> _Directions for this task_
Word for word, retype every entry in the listing.

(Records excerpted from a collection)
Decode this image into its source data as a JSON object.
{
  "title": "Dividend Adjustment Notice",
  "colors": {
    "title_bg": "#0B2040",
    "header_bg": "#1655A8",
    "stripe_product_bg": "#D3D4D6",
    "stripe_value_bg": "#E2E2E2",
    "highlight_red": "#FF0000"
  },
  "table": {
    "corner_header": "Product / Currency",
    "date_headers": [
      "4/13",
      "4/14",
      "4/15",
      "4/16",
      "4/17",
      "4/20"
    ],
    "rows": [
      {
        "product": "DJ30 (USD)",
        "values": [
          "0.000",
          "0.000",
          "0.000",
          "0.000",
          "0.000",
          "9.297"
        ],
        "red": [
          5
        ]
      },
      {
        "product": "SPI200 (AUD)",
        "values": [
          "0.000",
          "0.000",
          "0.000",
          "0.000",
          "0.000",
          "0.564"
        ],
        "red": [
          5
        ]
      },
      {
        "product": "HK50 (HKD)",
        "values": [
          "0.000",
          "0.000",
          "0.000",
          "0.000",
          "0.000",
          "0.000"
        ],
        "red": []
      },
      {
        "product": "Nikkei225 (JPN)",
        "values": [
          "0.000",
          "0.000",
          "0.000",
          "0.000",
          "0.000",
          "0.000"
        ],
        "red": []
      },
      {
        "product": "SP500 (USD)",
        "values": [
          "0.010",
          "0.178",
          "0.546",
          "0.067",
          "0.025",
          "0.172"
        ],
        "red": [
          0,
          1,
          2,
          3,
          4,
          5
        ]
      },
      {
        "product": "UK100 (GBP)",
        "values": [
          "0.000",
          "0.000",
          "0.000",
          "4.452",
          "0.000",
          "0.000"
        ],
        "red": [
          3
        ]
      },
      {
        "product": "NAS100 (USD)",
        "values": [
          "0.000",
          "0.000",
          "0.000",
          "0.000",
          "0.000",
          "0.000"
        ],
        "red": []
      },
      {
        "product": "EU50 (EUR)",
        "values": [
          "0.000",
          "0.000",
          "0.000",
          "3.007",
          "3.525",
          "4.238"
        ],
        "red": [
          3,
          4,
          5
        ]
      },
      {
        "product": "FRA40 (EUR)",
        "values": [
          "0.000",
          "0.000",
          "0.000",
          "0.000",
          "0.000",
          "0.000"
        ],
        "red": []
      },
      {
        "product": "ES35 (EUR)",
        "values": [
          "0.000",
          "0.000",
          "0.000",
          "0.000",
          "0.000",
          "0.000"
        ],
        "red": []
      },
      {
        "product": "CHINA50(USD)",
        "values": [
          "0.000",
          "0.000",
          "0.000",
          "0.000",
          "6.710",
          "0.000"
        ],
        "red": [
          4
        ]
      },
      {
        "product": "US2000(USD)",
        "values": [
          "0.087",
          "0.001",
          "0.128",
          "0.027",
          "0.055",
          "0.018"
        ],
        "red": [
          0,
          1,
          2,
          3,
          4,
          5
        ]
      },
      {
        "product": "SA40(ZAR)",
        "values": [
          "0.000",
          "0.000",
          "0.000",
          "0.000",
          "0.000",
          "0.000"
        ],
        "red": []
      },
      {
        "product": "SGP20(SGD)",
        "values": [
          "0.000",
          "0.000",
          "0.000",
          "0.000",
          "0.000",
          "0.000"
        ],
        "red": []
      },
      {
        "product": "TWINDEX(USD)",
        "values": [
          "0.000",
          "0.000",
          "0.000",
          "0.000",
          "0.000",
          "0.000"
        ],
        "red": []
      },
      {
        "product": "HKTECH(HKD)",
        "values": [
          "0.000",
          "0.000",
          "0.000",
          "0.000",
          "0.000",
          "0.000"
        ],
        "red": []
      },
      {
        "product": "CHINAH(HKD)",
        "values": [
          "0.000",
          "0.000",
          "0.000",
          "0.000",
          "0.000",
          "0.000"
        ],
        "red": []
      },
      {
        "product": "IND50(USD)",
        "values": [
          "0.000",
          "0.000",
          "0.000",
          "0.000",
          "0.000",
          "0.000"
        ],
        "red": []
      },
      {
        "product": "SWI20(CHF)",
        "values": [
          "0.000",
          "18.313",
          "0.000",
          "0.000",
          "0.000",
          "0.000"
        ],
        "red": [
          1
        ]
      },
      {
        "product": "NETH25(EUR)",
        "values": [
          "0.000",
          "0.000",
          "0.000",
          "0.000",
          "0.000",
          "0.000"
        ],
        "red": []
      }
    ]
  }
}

> _Completed exercise_
Decode this image into its source data as a JSON object.
{
  "title": "Dividend Adjustment Notice",
  "colors": {
    "title_bg": "#0B2040",
    "header_bg": "#1655A8",
    "stripe_product_bg": "#D3D4D6",
    "stripe_value_bg": "#E2E2E2",
    "highlight_red": "#FF0000"
  },
  "table": {
    "corner_header": "Product / Currency",
    "date_headers": [
      "4/13",
      "4/14",
      "4/15",
      "4/16",
      "4/17",
      "4/20"
    ],
    "rows": [
      {
        "product": "DJ30 (USD)",
        "values": [
          "0.000",
          "0.000",
          "0.000",
          "0.000",
          "0.000",
          "9.297"
        ],
        "red": [
          5
        ]
      },
      {
        "product": "SPI200 (AUD)",
        "values": [
          "0.000",
          "0.000",
          "0.000",
          "0.000",
          "0.000",
          "0.564"
        ],
        "red": [
          5
        ]
      },
      {
        "product": "HK50 (HKD)",
        "values": [
          "0.000",
          "0.000",
          "0.000",
          "0.000",
          "0.000",
          "0.000"
        ],
        "red": []
      },
      {
        "product": "Nikkei225 (JPN)",
        "values": [
          "0.000",
          "0.000",
          "0.000",
          "0.000",
          "0.000",
          "0.000"
        ],
        "red": []
      },
      {
        "product": "SP500 (USD)",
        "values": [
          "0.010",
          "0.178",
          "0.546",
          "0.067",
          "0.025",
          "0.172"
        ],
        "red": [
          0,
          1,
          2,
          3,
          4,
          5
        ]
      },
      {
        "product": "UK100 (GBP)",
        "values": [
          "0.000",
          "0.000",
          "0.000",
          "4.452",
          "0.000",
          "0.000"
        ],
        "red": [
          3
        ]
      },
      {
        "product": "NAS100 (USD)",
        "values": [
          "0.000",
          "0.000",
          "0.000",
          "0.000",
          "0.000",
          "0.000"
        ],
        "red": []
      },
      {
        "product": "EU50 (EUR)",
        "values": [
          "0.000",
          "0.000",
          "0.000",
          "3.007",
          "3.525",
          "4.238"
        ],
        "red": [
          3,
          4,
          5
        ]
      },
      {
        "product": "FRA40 (EUR)",
        "values": [
          "0.000",
          "0.000",
          "0.000",
          "0.000",
          "0.000",
          "0.000"
        ],
        "red": []
      },
      {
        "product": "ES35 (EUR)",
        "values": [
          "0.000",
          "0.000",
          "0.000",
          "0.000",
          "0.000",
          "0.000"
        ],
        "red": []
      },
      {
        "product": "CHINA50(USD)",
        "values": [
          "0.000",
          "0.000",
          "0.000",
          "0.000",
          "6.710",
          "0.000"
        ],
        "red": [
          4
        ]
      },
      {
        "product": "US2000(USD)",
        "values": [
          "0.087",
          "0.001",
          "0.128",
          "0.027",
          "0.055",
          "0.018"
        ],
        "red": [
          0,
          1,
          2,
          3,
          4,
          5
        ]
      },
      {
        "product": "SA40(ZAR)",
        "values": [
          "0.000",
          "0.000",
          "0.000",
          "0.000",
          "0.000",
          "0.000"
        ],
        "red": []
      },
      {
        "product": "SGP20(SGD)",
        "values": [
          "0.000",
          "0.000",
          "0.000",
          "0.000",
          "0.000",
          "0.000"
        ],
        "red": []
      },
      {
        "product": "TWINDEX(USD)",
        "values": [
          "0.000",
          "0.000",
          "0.000",
          "0.000",
          "0.000",
          "0.000"
        ],
        "red": []
      },
      {
        "product": "HKTECH(HKD)",
        "values": [
          "0.000",
          "0.000",
          "0.000",
          "0.000",
          "0.000",
          "0.000"
        ],
        "red": []
      },
      {
        "product": "CHINAH(HKD)",
        "values": [
          "0.000",
          "0.000",
          "0.000",
          "0.000",
          "0.000",
          "0.000"
        ],
        "red": []
      },
      {
        "product": "IND50(USD)",
        "values": [
          "0.000",
          "0.000",
          "0.000",
          "0.000",
          "0.000",
          "0.000"
        ],
        "red": []
      },
      {
        "product": "SWI20(CHF)",
        "values": [
          "0.000",
          "18.313",
          "0.000",
          "0.000",
          "0.000",
          "0.000"
        ],
        "red": [
          1
        ]
      },
      {
        "product": "NETH25(EUR)",
        "values": [
          "0.000",
          "0.000",
          "0.000",
          "0.000",
          "0.000",
          "0.000"
        ],
        "red": []
      }
    ]
  }
}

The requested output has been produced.